### Your instructions
Lines that include the word "underlying" are the ones to copy.

### Provided data
* START *
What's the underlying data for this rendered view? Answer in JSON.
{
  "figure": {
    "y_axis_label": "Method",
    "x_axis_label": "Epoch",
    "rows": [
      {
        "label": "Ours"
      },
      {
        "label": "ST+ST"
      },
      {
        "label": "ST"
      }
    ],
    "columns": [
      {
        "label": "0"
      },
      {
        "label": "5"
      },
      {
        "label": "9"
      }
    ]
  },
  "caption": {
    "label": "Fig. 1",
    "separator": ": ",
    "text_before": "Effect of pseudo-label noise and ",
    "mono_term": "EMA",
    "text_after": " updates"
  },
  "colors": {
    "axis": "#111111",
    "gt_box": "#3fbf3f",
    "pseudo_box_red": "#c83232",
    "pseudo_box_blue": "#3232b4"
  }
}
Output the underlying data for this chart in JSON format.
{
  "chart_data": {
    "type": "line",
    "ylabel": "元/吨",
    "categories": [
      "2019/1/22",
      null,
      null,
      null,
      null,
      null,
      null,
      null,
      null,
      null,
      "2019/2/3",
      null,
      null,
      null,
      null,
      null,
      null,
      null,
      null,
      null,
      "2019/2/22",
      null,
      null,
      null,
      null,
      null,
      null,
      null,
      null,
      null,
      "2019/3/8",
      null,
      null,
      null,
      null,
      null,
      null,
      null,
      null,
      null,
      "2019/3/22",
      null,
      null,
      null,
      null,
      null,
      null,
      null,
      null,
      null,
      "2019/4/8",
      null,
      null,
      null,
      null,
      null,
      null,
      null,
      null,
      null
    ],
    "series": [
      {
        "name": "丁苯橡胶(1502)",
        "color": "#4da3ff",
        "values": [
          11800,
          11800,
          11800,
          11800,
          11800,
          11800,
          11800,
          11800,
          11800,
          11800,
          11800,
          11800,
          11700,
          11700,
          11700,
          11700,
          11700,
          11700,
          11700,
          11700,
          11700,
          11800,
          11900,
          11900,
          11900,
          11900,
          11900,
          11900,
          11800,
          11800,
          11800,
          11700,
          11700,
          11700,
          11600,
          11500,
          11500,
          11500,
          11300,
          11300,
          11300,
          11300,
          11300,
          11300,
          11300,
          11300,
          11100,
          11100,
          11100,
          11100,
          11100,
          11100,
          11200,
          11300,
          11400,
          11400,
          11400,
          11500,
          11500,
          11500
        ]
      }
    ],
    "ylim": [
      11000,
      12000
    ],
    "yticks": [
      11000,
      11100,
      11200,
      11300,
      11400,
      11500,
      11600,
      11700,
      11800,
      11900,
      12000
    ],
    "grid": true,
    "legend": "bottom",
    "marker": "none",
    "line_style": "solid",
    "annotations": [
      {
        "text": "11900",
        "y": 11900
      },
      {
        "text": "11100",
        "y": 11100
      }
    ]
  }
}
* END *
### Exercise solution
What's the underlying data for this rendered view? Answer in JSON.
Output the underlying data for this chart in JSON format.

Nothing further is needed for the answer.